Given problem:
Copy out every line containing the word "text".

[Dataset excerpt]

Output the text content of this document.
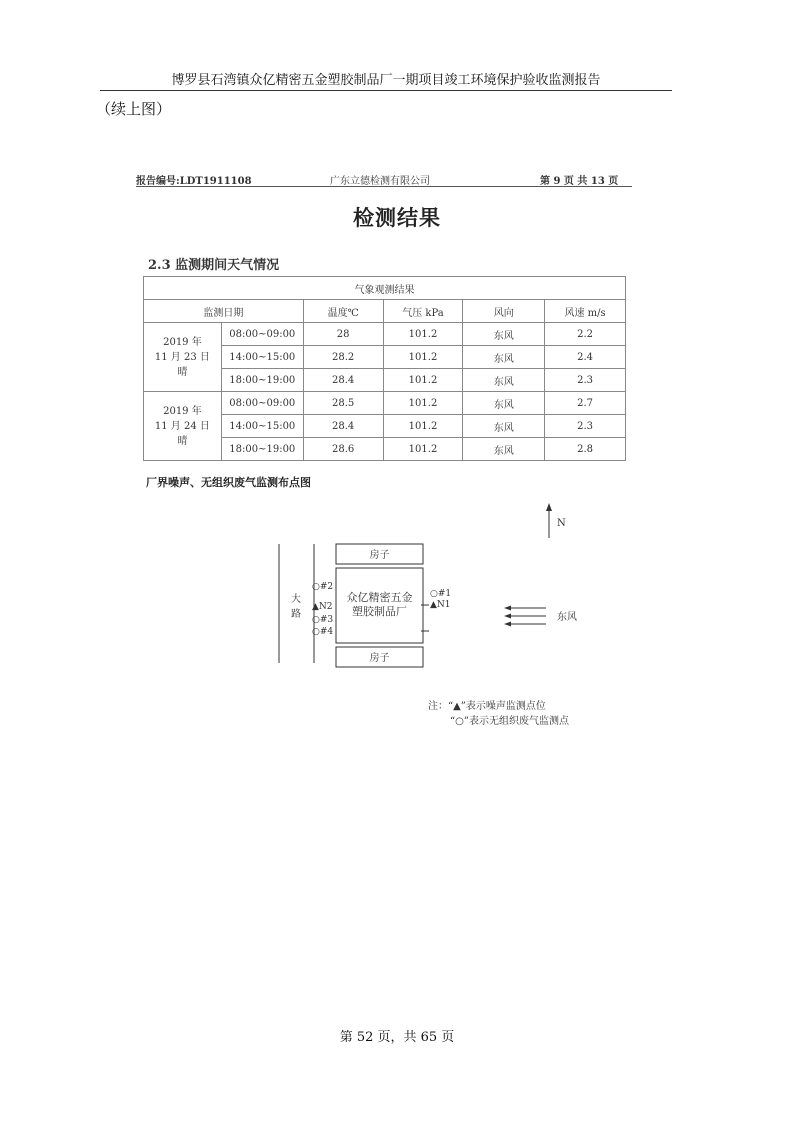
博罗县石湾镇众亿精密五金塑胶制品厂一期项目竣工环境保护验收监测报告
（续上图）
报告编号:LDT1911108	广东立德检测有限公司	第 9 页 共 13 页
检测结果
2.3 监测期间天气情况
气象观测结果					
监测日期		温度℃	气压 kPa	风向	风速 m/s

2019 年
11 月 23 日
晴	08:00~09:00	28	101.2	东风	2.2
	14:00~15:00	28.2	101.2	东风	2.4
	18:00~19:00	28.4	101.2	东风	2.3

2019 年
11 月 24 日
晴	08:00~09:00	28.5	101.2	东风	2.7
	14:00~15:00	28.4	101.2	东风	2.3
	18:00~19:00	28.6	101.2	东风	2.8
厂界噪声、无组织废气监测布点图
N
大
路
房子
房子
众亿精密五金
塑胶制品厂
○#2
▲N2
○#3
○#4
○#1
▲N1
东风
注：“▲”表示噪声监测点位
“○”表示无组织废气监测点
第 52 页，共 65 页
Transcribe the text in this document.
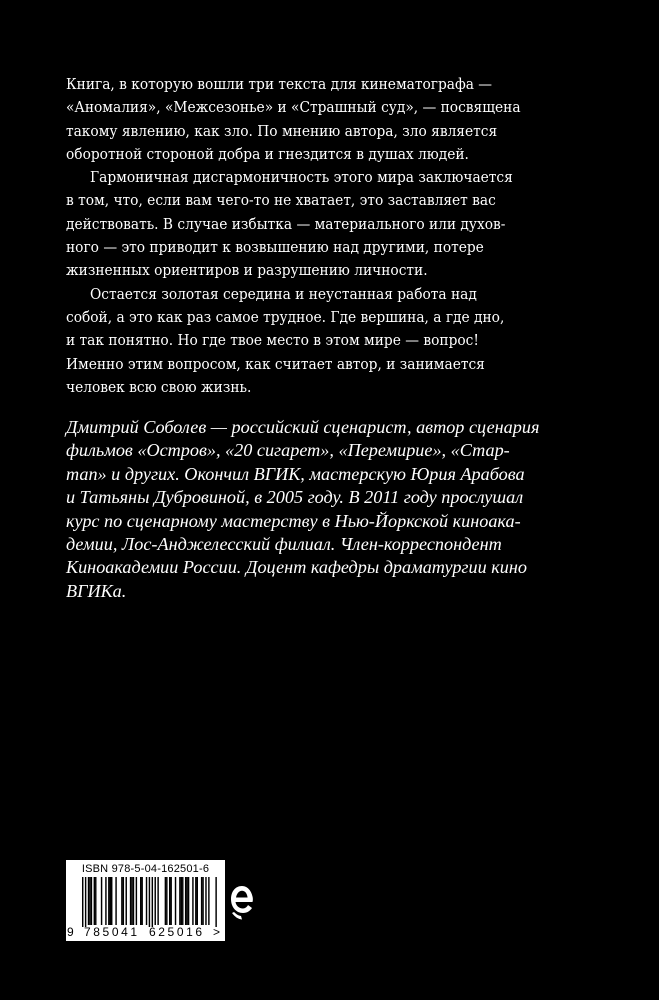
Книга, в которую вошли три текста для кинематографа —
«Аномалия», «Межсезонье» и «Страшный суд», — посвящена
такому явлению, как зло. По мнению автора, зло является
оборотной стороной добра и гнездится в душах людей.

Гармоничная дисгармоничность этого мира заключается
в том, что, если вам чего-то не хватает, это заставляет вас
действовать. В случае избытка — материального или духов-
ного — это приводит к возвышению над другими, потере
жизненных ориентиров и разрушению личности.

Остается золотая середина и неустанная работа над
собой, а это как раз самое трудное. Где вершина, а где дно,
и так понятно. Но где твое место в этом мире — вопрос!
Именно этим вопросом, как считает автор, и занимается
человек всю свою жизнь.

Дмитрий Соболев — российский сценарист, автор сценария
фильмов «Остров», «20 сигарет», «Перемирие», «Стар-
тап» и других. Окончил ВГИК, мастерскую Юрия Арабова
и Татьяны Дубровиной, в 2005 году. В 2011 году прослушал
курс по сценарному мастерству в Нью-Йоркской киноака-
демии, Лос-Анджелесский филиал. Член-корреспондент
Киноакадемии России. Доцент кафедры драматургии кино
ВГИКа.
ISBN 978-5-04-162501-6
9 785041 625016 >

Solution for this exercise:
Output the text content of this document.
Transcribe the text in this document.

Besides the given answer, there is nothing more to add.